[THE TASK] Write out the entries below once more, exactly, with the pictures left out.

== INPUT MATERIAL

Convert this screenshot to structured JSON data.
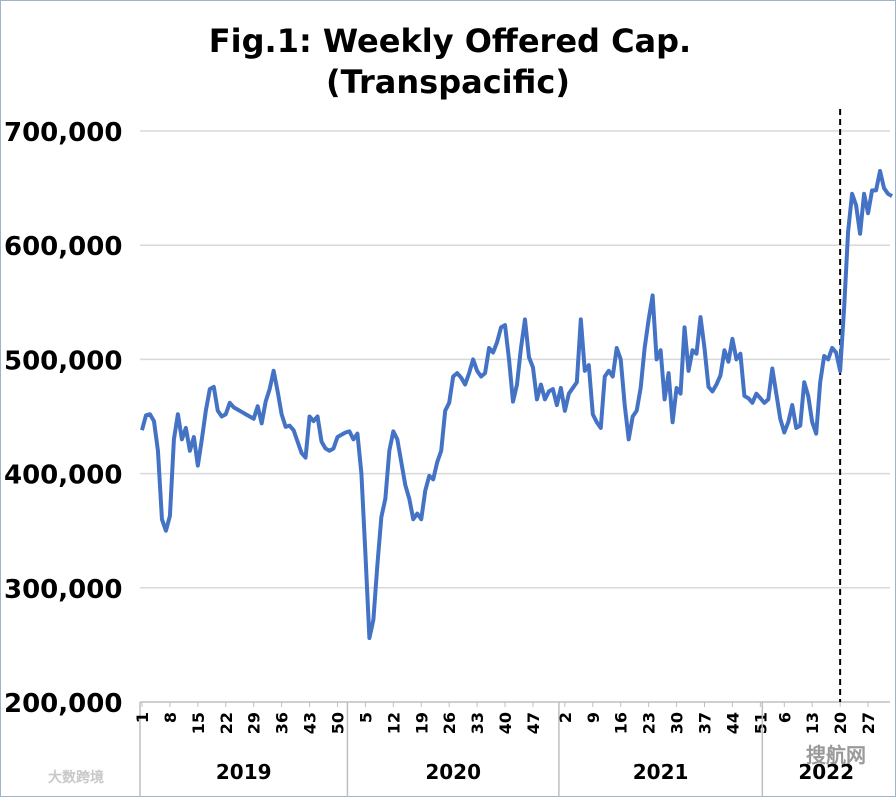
{
  "chart_data": {
    "type": "line",
    "title": "Fig.1: Weekly Offered Cap.",
    "subtitle": "(Transpacific)",
    "groups": [
      {
        "name": "2019",
        "categories": [
          "1",
          null,
          null,
          null,
          null,
          null,
          null,
          "8",
          null,
          null,
          null,
          null,
          null,
          null,
          "15",
          null,
          null,
          null,
          null,
          null,
          null,
          "22",
          null,
          null,
          null,
          null,
          null,
          null,
          "29",
          null,
          null,
          null,
          null,
          null,
          null,
          "36",
          null,
          null,
          null,
          null,
          null,
          null,
          "43",
          null,
          null,
          null,
          null,
          null,
          null,
          "50",
          null,
          null
        ]
      },
      {
        "name": "2020",
        "categories": [
          null,
          null,
          null,
          null,
          "5",
          null,
          null,
          null,
          null,
          null,
          null,
          "12",
          null,
          null,
          null,
          null,
          null,
          null,
          "19",
          null,
          null,
          null,
          null,
          null,
          null,
          "26",
          null,
          null,
          null,
          null,
          null,
          null,
          "33",
          null,
          null,
          null,
          null,
          null,
          null,
          "40",
          null,
          null,
          null,
          null,
          null,
          null,
          "47",
          null,
          null,
          null,
          null,
          null,
          null
        ]
      },
      {
        "name": "2021",
        "categories": [
          null,
          "2",
          null,
          null,
          null,
          null,
          null,
          null,
          "9",
          null,
          null,
          null,
          null,
          null,
          null,
          "16",
          null,
          null,
          null,
          null,
          null,
          null,
          "23",
          null,
          null,
          null,
          null,
          null,
          null,
          "30",
          null,
          null,
          null,
          null,
          null,
          null,
          "37",
          null,
          null,
          null,
          null,
          null,
          null,
          "44",
          null,
          null,
          null,
          null,
          null,
          null,
          "51"
        ]
      },
      {
        "name": "2022",
        "categories": [
          null,
          null,
          null,
          null,
          null,
          "6",
          null,
          null,
          null,
          null,
          null,
          null,
          "13",
          null,
          null,
          null,
          null,
          null,
          null,
          "20",
          null,
          null,
          null,
          null,
          null,
          null,
          "27",
          null,
          null,
          null,
          null,
          null
        ]
      }
    ],
    "series": [
      {
        "color": "#4472c4",
        "values": [
          438000,
          451000,
          452000,
          446000,
          420000,
          360000,
          350000,
          363000,
          430000,
          452000,
          430000,
          440000,
          420000,
          432000,
          407000,
          430000,
          455000,
          474000,
          476000,
          455000,
          450000,
          452000,
          462000,
          458000,
          456000,
          454000,
          452000,
          450000,
          448000,
          459000,
          444000,
          463000,
          474000,
          490000,
          472000,
          452000,
          441000,
          442000,
          438000,
          428000,
          418000,
          414000,
          450000,
          446000,
          450000,
          428000,
          422000,
          420000,
          422000,
          432000,
          434000,
          436000,
          437000,
          430000,
          435000,
          400000,
          330000,
          256000,
          272000,
          320000,
          362000,
          378000,
          420000,
          437000,
          430000,
          410000,
          390000,
          378000,
          360000,
          365000,
          360000,
          385000,
          398000,
          395000,
          410000,
          420000,
          455000,
          462000,
          485000,
          488000,
          484000,
          478000,
          488000,
          500000,
          490000,
          485000,
          488000,
          510000,
          506000,
          515000,
          528000,
          530000,
          500000,
          463000,
          478000,
          510000,
          535000,
          502000,
          493000,
          465000,
          478000,
          465000,
          472000,
          474000,
          460000,
          475000,
          455000,
          470000,
          475000,
          480000,
          535000,
          490000,
          495000,
          452000,
          445000,
          440000,
          485000,
          490000,
          485000,
          510000,
          500000,
          460000,
          430000,
          450000,
          455000,
          475000,
          510000,
          535000,
          556000,
          500000,
          508000,
          465000,
          488000,
          445000,
          475000,
          470000,
          528000,
          490000,
          508000,
          505000,
          537000,
          510000,
          476000,
          472000,
          478000,
          486000,
          508000,
          498000,
          518000,
          500000,
          505000,
          468000,
          466000,
          462000,
          470000,
          466000,
          462000,
          465000,
          492000,
          470000,
          448000,
          436000,
          445000,
          460000,
          440000,
          442000,
          480000,
          468000,
          445000,
          435000,
          480000,
          503000,
          500000,
          510000,
          506000,
          490000,
          545000,
          612000,
          645000,
          635000,
          610000,
          645000,
          628000,
          648000,
          648000,
          665000,
          650000,
          645000,
          643000
        ]
      }
    ],
    "ylim": [
      200000,
      700000
    ],
    "yticks": [
      {
        "value": 200000,
        "label": "200,000"
      },
      {
        "value": 300000,
        "label": "300,000"
      },
      {
        "value": 400000,
        "label": "400,000"
      },
      {
        "value": 500000,
        "label": "500,000"
      },
      {
        "value": 600000,
        "label": "600,000"
      },
      {
        "value": 700000,
        "label": "700,000"
      }
    ],
    "grid": true,
    "vertical_line_group": "2022",
    "vertical_line_category": "20",
    "watermarks": [
      "大数跨境",
      "搜航网"
    ]
  }
}
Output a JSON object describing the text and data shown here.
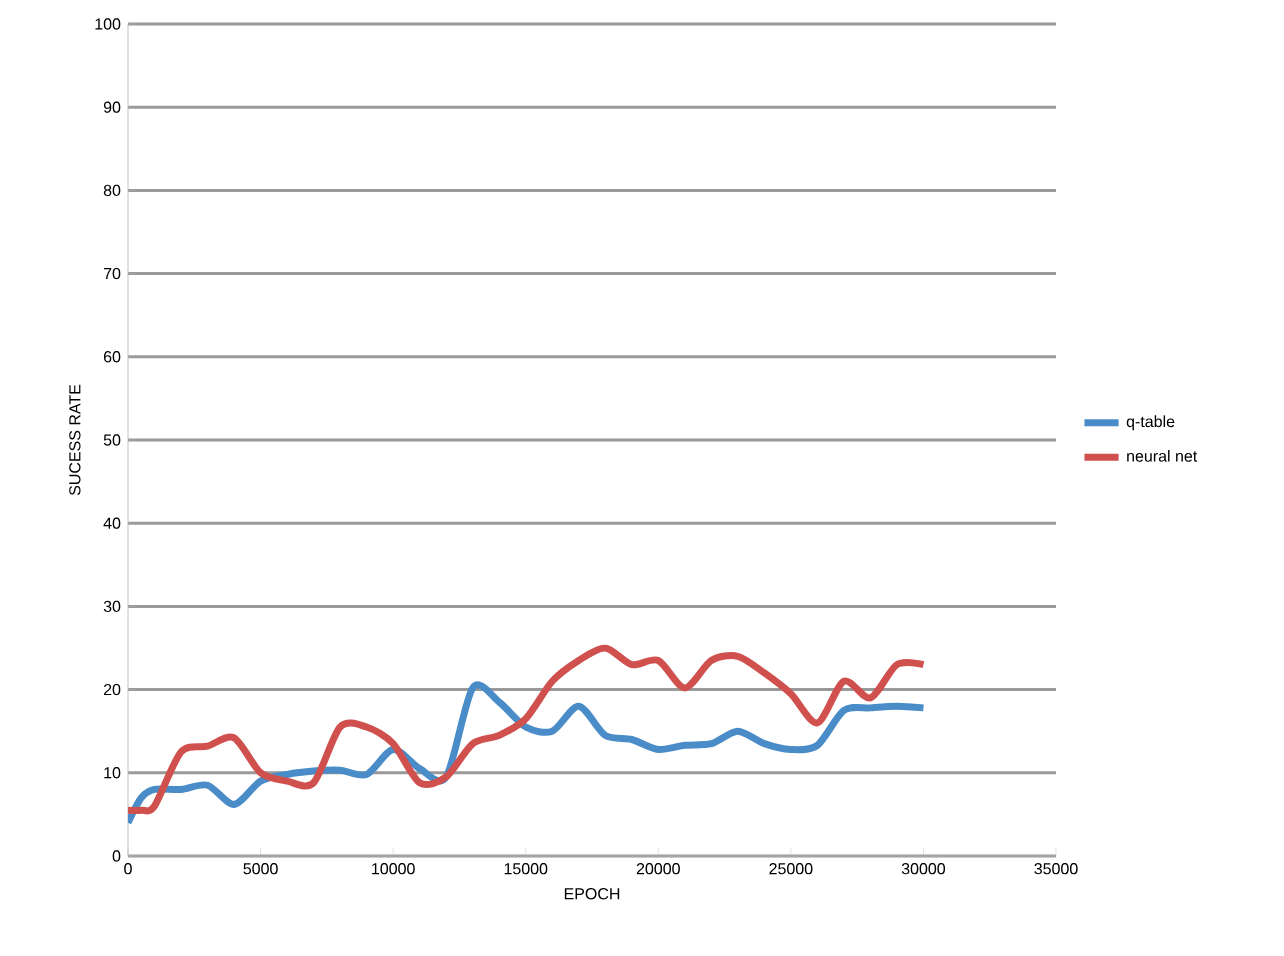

====

[TASK RESPONSE]
Convert this screenshot to structured JSON data.
{
  "chart_data": {
    "type": "line",
    "title": "Fig.1: Weekly Offered Cap.",
    "subtitle": "(Transpacific)",
    "groups": [
      {
        "name": "2019",
        "categories": [
          "1",
          null,
          null,
          null,
          null,
          null,
          null,
          "8",
          null,
          null,
          null,
          null,
          null,
          null,
          "15",
          null,
          null,
          null,
          null,
          null,
          null,
          "22",
          null,
          null,
          null,
          null,
          null,
          null,
          "29",
          null,
          null,
          null,
          null,
          null,
          null,
          "36",
          null,
          null,
          null,
          null,
          null,
          null,
          "43",
          null,
          null,
          null,
          null,
          null,
          null,
          "50",
          null,
          null
        ]
      },
      {
        "name": "2020",
        "categories": [
          null,
          null,
          null,
          null,
          "5",
          null,
          null,
          null,
          null,
          null,
          null,
          "12",
          null,
          null,
          null,
          null,
          null,
          null,
          "19",
          null,
          null,
          null,
          null,
          null,
          null,
          "26",
          null,
          null,
          null,
          null,
          null,
          null,
          "33",
          null,
          null,
          null,
          null,
          null,
          null,
          "40",
          null,
          null,
          null,
          null,
          null,
          null,
          "47",
          null,
          null,
          null,
          null,
          null,
          null
        ]
      },
      {
        "name": "2021",
        "categories": [
          null,
          "2",
          null,
          null,
          null,
          null,
          null,
          null,
          "9",
          null,
          null,
          null,
          null,
          null,
          null,
          "16",
          null,
          null,
          null,
          null,
          null,
          null,
          "23",
          null,
          null,
          null,
          null,
          null,
          null,
          "30",
          null,
          null,
          null,
          null,
          null,
          null,
          "37",
          null,
          null,
          null,
          null,
          null,
          null,
          "44",
          null,
          null,
          null,
          null,
          null,
          null,
          "51"
        ]
      },
      {
        "name": "2022",
        "categories": [
          null,
          null,
          null,
          null,
          null,
          "6",
          null,
          null,
          null,
          null,
          null,
          null,
          "13",
          null,
          null,
          null,
          null,
          null,
          null,
          "20",
          null,
          null,
          null,
          null,
          null,
          null,
          "27",
          null,
          null,
          null,
          null,
          null
        ]
      }
    ],
    "series": [
      {
        "color": "#4472c4",
        "values": [
          438000,
          451000,
          452000,
          446000,
          420000,
          360000,
          350000,
          363000,
          430000,
          452000,
          430000,
          440000,
          420000,
          432000,
          407000,
          430000,
          455000,
          474000,
          476000,
          455000,
          450000,
          452000,
          462000,
          458000,
          456000,
          454000,
          452000,
          450000,
          448000,
          459000,
          444000,
          463000,
          474000,
          490000,
          472000,
          452000,
          441000,
          442000,
          438000,
          428000,
          418000,
          414000,
          450000,
          446000,
          450000,
          428000,
          422000,
          420000,
          422000,
          432000,
          434000,
          436000,
          437000,
          430000,
          435000,
          400000,
          330000,
          256000,
          272000,
          320000,
          362000,
          378000,
          420000,
          437000,
          430000,
          410000,
          390000,
          378000,
          360000,
          365000,
          360000,
          385000,
          398000,
          395000,
          410000,
          420000,
          455000,
          462000,
          485000,
          488000,
          484000,
          478000,
          488000,
          500000,
          490000,
          485000,
          488000,
          510000,
          506000,
          515000,
          528000,
          530000,
          500000,
          463000,
          478000,
          510000,
          535000,
          502000,
          493000,
          465000,
          478000,
          465000,
          472000,
          474000,
          460000,
          475000,
          455000,
          470000,
          475000,
          480000,
          535000,
          490000,
          495000,
          452000,
          445000,
          440000,
          485000,
          490000,
          485000,
          510000,
          500000,
          460000,
          430000,
          450000,
          455000,
          475000,
          510000,
          535000,
          556000,
          500000,
          508000,
          465000,
          488000,
          445000,
          475000,
          470000,
          528000,
          490000,
          508000,
          505000,
          537000,
          510000,
          476000,
          472000,
          478000,
          486000,
          508000,
          498000,
          518000,
          500000,
          505000,
          468000,
          466000,
          462000,
          470000,
          466000,
          462000,
          465000,
          492000,
          470000,
          448000,
          436000,
          445000,
          460000,
          440000,
          442000,
          480000,
          468000,
          445000,
          435000,
          480000,
          503000,
          500000,
          510000,
          506000,
          490000,
          545000,
          612000,
          645000,
          635000,
          610000,
          645000,
          628000,
          648000,
          648000,
          665000,
          650000,
          645000,
          643000
        ]
      }
    ],
    "ylim": [
      200000,
      700000
    ],
    "yticks": [
      {
        "value": 200000,
        "label": "200,000"
      },
      {
        "value": 300000,
        "label": "300,000"
      },
      {
        "value": 400000,
        "label": "400,000"
      },
      {
        "value": 500000,
        "label": "500,000"
      },
      {
        "value": 600000,
        "label": "600,000"
      },
      {
        "value": 700000,
        "label": "700,000"
      }
    ],
    "grid": true,
    "vertical_line_group": "2022",
    "vertical_line_category": "20",
    "watermarks": [
      "大数跨境",
      "搜航网"
    ]
  }
}
Output a JSON object describing the text and data shown here.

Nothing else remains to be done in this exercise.